— Begin Data listing —
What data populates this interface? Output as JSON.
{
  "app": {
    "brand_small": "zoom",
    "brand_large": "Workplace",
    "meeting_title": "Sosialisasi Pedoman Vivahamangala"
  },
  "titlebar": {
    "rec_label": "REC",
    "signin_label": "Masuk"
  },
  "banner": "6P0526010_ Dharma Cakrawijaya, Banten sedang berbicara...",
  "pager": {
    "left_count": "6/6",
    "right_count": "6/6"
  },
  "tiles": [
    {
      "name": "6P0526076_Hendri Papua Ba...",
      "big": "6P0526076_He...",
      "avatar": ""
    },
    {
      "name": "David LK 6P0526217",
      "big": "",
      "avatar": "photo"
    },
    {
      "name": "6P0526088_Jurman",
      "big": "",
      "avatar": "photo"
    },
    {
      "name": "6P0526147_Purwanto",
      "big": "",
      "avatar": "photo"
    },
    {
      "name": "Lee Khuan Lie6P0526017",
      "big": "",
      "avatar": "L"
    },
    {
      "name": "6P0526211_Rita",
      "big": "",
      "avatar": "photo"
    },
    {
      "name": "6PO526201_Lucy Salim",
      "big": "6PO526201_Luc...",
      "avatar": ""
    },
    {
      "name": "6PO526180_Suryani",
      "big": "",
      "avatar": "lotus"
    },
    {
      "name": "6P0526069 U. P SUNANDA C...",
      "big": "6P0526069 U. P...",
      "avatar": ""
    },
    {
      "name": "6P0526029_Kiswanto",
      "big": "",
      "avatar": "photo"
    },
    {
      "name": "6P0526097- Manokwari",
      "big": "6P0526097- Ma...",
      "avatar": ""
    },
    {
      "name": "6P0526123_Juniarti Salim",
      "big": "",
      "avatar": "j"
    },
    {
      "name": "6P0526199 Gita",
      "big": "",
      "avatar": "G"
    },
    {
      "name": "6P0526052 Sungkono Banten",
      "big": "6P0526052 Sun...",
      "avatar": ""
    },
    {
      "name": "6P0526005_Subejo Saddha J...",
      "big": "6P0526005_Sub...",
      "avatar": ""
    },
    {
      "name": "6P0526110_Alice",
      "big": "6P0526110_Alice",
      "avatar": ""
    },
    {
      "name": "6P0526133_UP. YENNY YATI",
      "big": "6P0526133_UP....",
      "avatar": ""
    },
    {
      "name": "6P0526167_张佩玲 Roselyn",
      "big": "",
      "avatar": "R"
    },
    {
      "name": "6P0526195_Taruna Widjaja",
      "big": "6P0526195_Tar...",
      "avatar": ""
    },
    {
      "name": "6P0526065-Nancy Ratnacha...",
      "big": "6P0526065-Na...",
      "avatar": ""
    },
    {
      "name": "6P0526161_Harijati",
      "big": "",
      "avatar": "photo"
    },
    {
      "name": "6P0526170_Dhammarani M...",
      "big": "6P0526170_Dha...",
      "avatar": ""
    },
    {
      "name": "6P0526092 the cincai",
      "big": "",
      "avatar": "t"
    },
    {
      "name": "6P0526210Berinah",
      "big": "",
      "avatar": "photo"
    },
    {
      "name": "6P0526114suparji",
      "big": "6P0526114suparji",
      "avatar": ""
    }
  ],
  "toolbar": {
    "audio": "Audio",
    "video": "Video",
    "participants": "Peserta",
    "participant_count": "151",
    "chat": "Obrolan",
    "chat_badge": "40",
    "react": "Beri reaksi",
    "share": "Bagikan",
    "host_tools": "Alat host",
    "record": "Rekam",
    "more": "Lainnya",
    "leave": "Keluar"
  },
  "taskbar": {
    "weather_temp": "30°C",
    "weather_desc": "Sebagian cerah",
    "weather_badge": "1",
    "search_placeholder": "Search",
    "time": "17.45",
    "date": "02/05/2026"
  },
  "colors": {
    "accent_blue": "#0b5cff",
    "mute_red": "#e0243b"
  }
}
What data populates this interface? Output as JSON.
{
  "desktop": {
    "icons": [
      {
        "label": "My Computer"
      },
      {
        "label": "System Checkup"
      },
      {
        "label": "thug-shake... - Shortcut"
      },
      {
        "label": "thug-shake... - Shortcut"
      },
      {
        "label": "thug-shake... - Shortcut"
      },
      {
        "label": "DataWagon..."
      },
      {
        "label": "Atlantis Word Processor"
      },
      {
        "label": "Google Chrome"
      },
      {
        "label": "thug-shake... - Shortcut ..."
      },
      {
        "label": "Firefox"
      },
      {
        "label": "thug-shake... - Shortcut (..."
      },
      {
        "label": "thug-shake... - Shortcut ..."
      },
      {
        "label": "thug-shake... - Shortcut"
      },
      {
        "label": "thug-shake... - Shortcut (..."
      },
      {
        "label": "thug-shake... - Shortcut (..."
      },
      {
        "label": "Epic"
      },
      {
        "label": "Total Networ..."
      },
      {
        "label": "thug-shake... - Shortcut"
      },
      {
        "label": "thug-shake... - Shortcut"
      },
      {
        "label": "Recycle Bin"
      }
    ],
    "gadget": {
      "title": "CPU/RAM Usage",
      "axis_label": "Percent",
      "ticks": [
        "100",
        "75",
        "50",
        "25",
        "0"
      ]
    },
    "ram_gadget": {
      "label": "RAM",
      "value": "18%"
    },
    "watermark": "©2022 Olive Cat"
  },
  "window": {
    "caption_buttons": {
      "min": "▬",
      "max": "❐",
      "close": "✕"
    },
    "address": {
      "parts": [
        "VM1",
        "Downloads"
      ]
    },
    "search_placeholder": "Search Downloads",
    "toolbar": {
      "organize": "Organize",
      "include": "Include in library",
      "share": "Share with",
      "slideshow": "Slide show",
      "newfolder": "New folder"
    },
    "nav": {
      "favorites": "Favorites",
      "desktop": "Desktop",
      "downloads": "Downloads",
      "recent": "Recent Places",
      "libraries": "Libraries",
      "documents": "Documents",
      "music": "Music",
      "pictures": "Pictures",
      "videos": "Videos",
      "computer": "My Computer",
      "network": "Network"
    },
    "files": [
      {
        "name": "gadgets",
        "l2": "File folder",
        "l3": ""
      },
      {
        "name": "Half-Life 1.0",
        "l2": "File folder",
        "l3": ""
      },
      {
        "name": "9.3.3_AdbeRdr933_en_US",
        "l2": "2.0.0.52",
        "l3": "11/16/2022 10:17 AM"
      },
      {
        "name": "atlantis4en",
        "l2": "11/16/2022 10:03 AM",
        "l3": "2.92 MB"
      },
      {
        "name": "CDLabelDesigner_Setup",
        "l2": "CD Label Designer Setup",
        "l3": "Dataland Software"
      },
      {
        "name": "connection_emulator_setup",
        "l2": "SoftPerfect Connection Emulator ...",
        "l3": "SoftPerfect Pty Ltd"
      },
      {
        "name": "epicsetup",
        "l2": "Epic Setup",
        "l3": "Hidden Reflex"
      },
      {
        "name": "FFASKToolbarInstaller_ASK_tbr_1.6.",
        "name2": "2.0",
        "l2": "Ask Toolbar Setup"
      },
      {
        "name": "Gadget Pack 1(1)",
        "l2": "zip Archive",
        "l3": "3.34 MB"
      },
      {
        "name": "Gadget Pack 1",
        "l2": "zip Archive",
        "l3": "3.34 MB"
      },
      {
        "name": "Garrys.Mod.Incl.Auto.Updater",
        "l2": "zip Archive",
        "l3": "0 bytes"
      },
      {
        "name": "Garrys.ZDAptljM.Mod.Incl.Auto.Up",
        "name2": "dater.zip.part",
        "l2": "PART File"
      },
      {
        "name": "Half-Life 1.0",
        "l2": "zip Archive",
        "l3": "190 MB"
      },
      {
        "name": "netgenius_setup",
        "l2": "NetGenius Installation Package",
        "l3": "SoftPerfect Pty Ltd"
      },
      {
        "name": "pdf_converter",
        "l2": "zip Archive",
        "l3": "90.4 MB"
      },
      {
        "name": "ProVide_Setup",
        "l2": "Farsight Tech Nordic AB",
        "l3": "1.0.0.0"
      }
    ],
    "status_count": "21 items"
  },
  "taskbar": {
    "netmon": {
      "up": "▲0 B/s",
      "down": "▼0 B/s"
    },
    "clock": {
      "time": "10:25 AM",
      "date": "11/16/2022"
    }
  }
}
— End Data listing —
_Task brief_
Copy all lines from the material that contain "Computer".

_Answer for this exercise_
        "label": "My Computer"
      "computer": "My Computer",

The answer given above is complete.